STATED GOAL: Find the word "coefficient" in the material below and gather every line that contains it.

DATASET ENTRIES:
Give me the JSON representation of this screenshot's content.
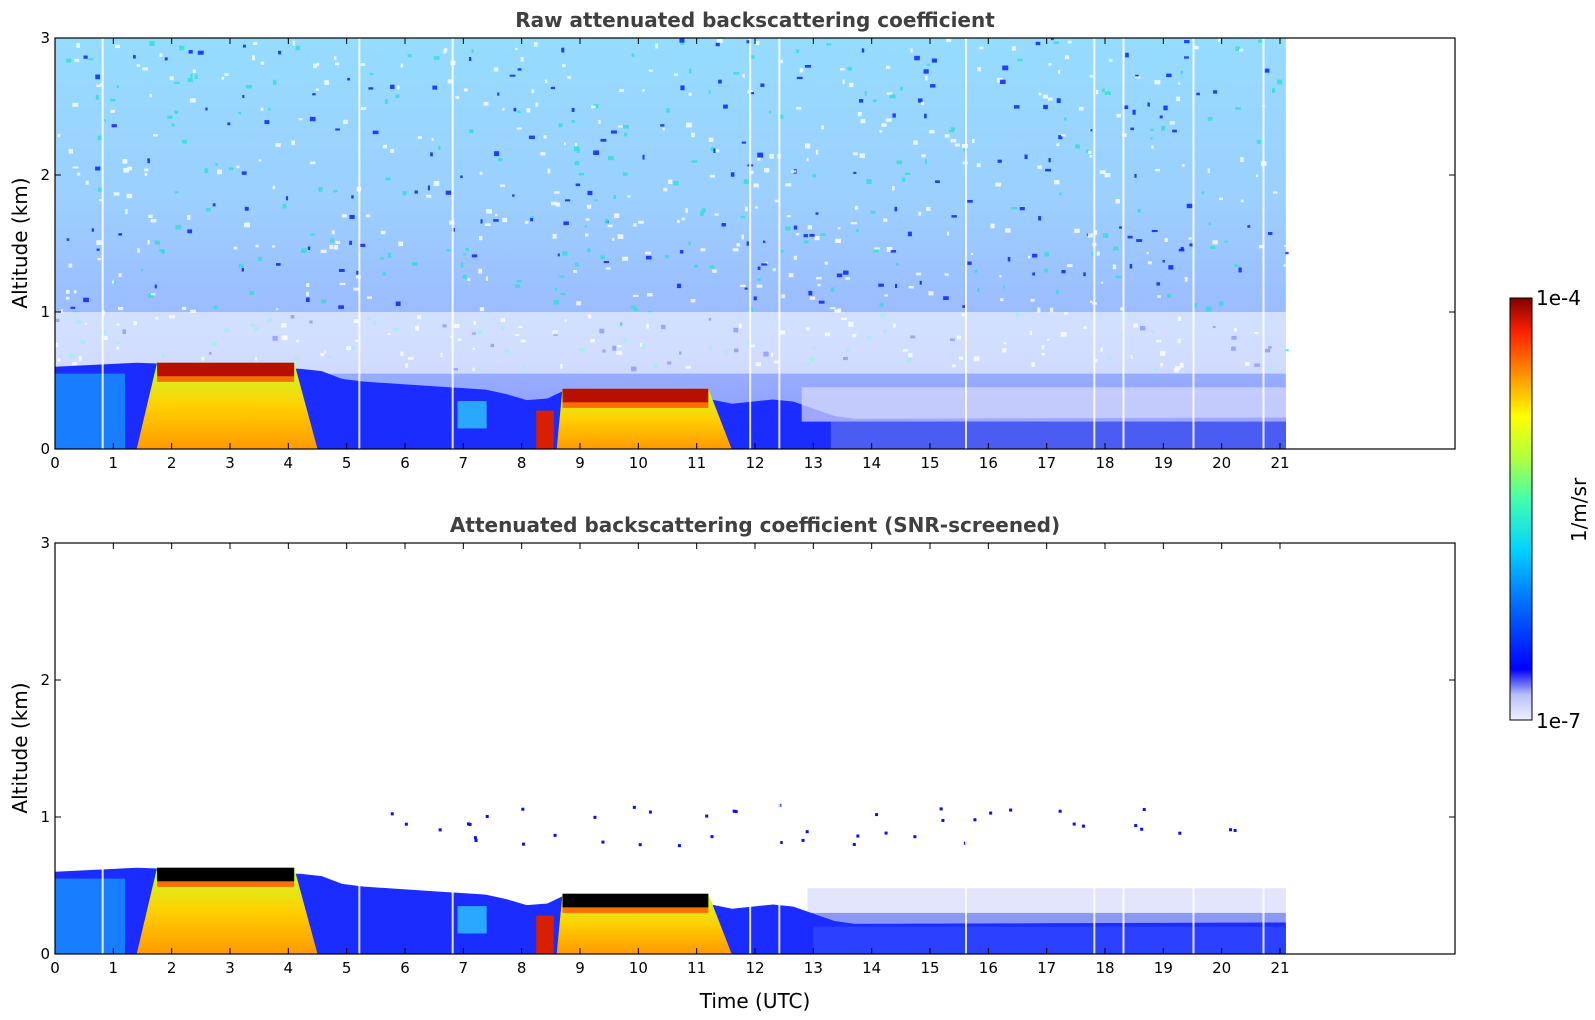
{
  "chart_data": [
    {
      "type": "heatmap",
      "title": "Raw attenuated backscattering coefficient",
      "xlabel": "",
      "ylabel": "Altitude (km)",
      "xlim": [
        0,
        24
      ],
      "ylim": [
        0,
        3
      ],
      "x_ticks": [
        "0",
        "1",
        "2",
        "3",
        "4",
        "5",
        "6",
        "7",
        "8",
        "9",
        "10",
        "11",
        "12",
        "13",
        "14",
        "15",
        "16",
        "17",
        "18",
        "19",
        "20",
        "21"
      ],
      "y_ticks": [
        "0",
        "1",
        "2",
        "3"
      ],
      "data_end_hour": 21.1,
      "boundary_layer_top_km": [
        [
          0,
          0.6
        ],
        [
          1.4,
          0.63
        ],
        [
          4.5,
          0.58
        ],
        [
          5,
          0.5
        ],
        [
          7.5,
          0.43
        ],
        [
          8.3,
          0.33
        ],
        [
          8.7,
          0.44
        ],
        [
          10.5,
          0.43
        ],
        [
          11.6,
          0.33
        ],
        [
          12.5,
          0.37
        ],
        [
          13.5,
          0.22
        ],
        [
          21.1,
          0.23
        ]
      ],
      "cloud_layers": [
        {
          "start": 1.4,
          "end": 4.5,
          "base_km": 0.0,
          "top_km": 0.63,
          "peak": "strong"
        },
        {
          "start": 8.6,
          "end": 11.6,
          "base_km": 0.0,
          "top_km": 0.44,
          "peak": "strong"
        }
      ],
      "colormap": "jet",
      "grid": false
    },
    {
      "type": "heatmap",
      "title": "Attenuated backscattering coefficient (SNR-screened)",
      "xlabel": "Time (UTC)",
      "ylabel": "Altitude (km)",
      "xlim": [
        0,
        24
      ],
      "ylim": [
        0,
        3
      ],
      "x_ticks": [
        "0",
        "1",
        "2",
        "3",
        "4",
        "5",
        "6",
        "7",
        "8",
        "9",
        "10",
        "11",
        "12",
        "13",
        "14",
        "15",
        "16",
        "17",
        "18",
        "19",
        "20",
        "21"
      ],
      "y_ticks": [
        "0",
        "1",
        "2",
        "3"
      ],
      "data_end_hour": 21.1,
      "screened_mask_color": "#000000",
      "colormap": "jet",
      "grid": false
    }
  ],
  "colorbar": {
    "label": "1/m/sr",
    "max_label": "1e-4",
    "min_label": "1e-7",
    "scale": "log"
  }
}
--
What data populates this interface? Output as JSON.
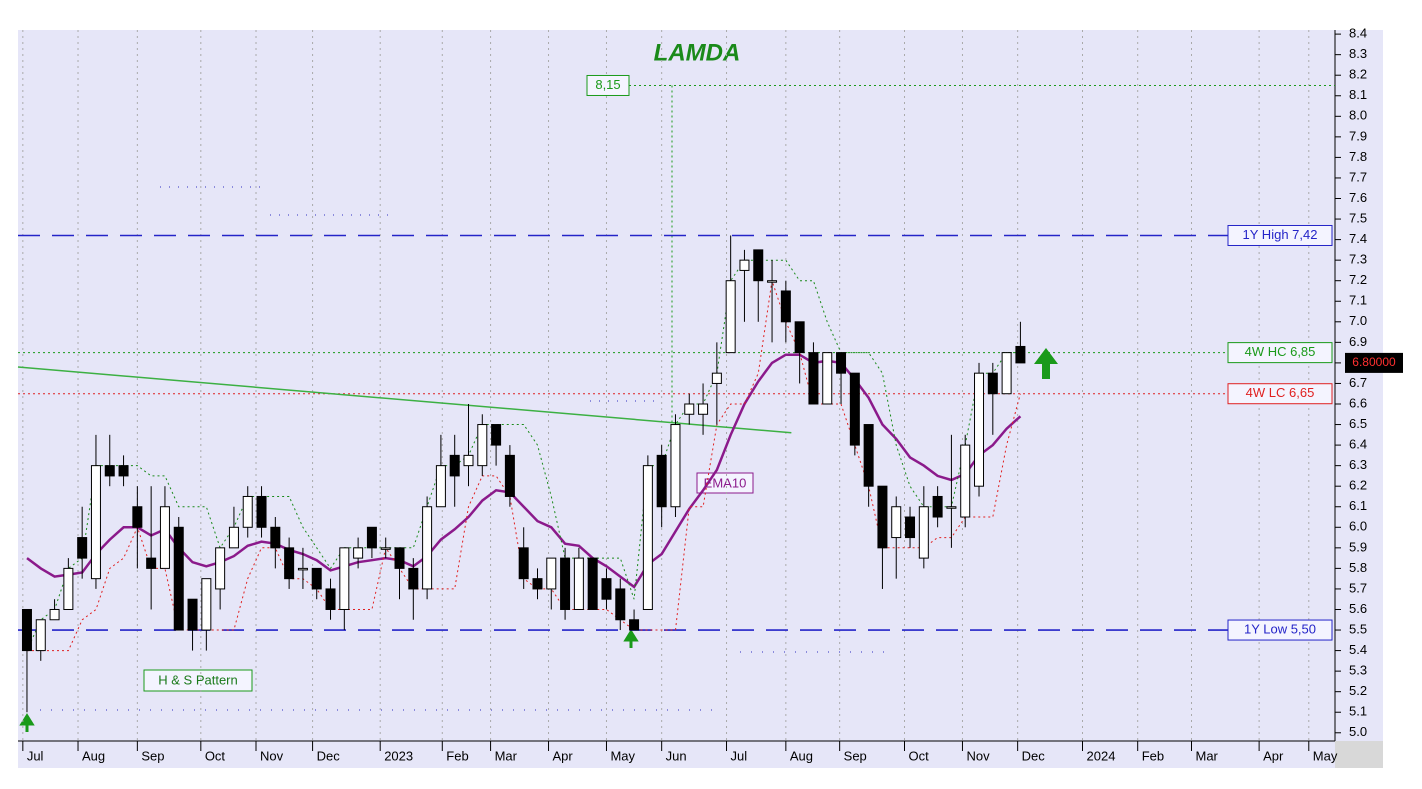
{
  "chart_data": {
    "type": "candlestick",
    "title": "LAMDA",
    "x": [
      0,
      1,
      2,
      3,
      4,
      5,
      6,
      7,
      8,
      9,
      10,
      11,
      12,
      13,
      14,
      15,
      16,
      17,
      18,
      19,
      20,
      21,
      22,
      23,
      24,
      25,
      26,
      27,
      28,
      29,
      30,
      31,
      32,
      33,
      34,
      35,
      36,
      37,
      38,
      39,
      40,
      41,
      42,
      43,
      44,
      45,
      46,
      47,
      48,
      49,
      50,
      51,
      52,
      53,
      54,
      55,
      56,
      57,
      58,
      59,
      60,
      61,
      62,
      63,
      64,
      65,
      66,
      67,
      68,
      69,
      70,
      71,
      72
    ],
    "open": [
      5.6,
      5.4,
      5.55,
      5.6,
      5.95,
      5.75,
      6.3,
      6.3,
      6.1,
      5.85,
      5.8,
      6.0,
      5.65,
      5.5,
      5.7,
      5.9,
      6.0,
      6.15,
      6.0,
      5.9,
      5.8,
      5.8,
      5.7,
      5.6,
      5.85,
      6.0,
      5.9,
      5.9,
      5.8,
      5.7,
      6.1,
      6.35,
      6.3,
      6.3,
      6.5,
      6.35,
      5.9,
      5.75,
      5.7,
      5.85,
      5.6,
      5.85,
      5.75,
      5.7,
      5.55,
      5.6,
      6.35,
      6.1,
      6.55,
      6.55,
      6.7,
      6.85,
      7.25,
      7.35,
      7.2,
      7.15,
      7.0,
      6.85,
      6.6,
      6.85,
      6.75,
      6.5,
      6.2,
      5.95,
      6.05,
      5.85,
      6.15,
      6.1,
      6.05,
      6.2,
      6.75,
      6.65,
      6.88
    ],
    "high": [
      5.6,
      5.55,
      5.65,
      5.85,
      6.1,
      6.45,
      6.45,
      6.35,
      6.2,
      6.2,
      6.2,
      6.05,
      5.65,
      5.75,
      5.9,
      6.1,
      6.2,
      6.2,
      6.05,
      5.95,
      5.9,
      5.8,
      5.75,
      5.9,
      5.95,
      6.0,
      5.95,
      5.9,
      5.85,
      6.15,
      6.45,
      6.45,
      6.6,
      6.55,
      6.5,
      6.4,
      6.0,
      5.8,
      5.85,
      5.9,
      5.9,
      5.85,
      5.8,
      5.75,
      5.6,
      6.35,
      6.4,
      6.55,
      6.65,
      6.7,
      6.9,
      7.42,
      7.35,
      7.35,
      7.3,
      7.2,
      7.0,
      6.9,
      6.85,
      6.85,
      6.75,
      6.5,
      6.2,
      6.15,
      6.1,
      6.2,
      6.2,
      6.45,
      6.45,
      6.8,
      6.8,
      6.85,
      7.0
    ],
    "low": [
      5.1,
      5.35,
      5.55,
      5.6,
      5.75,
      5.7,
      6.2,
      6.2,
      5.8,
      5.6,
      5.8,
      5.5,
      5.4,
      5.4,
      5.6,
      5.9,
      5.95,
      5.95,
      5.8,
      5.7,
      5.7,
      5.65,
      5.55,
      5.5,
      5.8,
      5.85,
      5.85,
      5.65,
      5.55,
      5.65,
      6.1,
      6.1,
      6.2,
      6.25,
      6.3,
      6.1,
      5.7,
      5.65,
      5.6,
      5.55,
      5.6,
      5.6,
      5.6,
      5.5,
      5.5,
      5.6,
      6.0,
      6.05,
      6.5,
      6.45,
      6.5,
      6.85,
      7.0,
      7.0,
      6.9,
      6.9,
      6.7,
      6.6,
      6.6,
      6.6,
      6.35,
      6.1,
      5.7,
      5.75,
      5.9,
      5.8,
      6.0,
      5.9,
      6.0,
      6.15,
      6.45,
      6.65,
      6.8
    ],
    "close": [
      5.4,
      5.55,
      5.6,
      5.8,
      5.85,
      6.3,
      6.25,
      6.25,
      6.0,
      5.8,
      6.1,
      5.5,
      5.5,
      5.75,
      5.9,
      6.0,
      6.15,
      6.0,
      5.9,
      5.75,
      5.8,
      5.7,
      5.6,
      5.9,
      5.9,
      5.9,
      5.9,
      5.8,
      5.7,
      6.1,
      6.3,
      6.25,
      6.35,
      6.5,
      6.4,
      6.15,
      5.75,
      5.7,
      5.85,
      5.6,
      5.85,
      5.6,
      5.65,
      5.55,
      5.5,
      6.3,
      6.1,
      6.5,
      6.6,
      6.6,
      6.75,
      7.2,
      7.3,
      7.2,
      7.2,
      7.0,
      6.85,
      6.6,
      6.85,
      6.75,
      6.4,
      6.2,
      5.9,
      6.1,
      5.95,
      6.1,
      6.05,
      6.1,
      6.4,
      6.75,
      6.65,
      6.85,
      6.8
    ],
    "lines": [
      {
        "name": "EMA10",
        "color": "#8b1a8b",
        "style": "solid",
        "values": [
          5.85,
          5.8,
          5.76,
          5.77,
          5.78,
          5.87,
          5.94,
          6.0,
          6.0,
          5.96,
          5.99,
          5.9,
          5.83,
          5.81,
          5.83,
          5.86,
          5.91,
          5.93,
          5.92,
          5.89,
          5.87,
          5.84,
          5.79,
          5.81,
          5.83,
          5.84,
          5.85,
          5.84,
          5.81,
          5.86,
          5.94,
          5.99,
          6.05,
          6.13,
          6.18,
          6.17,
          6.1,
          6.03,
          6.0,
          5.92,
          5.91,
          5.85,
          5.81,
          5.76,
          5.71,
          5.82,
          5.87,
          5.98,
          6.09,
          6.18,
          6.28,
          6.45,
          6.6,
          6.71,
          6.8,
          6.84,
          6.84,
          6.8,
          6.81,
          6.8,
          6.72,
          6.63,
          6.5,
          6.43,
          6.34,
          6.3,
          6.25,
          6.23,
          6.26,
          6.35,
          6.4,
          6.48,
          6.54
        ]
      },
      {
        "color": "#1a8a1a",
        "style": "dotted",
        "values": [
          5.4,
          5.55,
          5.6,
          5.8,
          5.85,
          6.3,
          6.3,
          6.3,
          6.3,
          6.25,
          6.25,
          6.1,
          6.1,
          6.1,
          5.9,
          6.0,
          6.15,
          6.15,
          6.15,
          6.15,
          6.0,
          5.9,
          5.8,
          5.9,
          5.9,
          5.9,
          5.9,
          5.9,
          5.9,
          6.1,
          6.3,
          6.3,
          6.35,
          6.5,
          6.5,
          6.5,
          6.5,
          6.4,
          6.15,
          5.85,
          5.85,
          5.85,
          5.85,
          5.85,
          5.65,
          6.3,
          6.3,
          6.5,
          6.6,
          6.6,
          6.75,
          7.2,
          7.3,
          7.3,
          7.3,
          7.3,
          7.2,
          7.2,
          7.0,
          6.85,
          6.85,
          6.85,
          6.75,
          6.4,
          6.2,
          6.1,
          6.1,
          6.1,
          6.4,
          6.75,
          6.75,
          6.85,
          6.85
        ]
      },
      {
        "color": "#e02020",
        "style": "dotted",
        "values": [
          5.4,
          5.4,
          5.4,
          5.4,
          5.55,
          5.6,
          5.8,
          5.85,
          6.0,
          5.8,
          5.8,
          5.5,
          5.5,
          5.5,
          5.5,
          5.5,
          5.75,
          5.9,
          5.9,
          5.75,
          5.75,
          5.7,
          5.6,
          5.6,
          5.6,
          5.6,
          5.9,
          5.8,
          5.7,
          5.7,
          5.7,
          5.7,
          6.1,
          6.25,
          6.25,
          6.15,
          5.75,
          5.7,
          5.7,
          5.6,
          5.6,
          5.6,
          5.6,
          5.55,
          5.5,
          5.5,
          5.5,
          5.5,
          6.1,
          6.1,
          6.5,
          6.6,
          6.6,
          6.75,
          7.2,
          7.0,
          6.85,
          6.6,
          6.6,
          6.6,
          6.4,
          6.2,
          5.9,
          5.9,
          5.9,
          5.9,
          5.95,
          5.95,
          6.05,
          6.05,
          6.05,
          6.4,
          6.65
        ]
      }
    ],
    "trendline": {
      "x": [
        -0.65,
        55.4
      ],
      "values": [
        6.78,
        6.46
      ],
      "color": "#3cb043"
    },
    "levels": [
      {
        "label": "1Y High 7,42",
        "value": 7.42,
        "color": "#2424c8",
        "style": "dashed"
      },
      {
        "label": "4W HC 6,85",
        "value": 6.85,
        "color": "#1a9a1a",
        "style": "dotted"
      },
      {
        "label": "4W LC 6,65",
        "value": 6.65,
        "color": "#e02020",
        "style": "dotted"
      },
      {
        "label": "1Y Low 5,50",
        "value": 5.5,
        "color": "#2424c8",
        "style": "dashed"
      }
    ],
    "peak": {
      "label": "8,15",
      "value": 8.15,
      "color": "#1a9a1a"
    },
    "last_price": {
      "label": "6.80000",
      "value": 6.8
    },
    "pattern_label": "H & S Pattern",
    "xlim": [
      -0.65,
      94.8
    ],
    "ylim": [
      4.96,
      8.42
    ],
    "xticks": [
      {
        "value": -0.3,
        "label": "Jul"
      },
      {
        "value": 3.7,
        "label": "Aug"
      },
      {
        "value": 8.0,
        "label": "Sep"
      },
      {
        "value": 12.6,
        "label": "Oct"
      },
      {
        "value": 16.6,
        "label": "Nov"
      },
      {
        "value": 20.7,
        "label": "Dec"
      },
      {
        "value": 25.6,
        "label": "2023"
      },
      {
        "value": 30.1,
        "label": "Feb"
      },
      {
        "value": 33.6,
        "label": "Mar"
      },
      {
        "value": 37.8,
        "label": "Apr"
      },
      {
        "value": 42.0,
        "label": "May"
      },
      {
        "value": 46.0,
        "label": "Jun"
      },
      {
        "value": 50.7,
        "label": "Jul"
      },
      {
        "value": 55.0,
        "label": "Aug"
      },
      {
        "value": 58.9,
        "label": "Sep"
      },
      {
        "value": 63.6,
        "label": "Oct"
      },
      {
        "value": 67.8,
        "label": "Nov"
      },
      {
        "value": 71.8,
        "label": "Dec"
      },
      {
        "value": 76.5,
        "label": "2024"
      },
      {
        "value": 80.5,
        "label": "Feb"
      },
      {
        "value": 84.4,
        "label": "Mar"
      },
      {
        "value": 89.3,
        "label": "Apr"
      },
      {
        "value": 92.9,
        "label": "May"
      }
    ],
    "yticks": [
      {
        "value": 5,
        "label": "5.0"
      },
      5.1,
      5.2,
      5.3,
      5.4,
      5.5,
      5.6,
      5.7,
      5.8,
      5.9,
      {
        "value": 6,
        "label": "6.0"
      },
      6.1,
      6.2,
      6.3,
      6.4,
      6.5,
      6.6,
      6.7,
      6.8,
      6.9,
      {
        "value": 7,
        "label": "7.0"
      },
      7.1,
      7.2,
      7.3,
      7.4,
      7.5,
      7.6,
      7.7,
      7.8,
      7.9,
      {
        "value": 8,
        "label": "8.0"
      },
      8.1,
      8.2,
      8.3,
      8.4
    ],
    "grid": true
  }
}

ANSWER TO THE PROBLEM:
      "title": "Raw attenuated backscattering coefficient",
      "title": "Attenuated backscattering coefficient (SNR-screened)",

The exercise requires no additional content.